Collection entries
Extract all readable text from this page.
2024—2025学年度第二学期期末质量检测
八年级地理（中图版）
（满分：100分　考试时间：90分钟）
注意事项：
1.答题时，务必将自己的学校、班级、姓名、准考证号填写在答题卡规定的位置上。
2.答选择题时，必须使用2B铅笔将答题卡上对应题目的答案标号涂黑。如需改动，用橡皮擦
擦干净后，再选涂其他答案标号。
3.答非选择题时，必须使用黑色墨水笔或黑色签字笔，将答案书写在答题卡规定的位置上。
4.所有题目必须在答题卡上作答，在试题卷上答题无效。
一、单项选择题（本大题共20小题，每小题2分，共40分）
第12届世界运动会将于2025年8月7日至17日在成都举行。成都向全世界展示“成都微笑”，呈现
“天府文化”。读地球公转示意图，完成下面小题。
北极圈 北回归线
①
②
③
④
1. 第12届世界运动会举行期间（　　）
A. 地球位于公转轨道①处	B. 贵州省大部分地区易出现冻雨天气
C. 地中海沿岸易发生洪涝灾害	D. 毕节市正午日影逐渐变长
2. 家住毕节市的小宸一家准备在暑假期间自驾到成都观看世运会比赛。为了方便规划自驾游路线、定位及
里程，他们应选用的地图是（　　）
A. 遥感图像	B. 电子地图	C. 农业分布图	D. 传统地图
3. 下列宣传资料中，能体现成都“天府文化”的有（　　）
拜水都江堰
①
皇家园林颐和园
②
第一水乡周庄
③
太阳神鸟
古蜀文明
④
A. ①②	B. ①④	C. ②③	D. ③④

To be done: Locate the string "天府文化" in the listing above and copy every line where it occurs.

Exercise answer:
“天府文化”。读地球公转示意图，完成下面小题。
3. 下列宣传资料中，能体现成都“天府文化”的有（　　）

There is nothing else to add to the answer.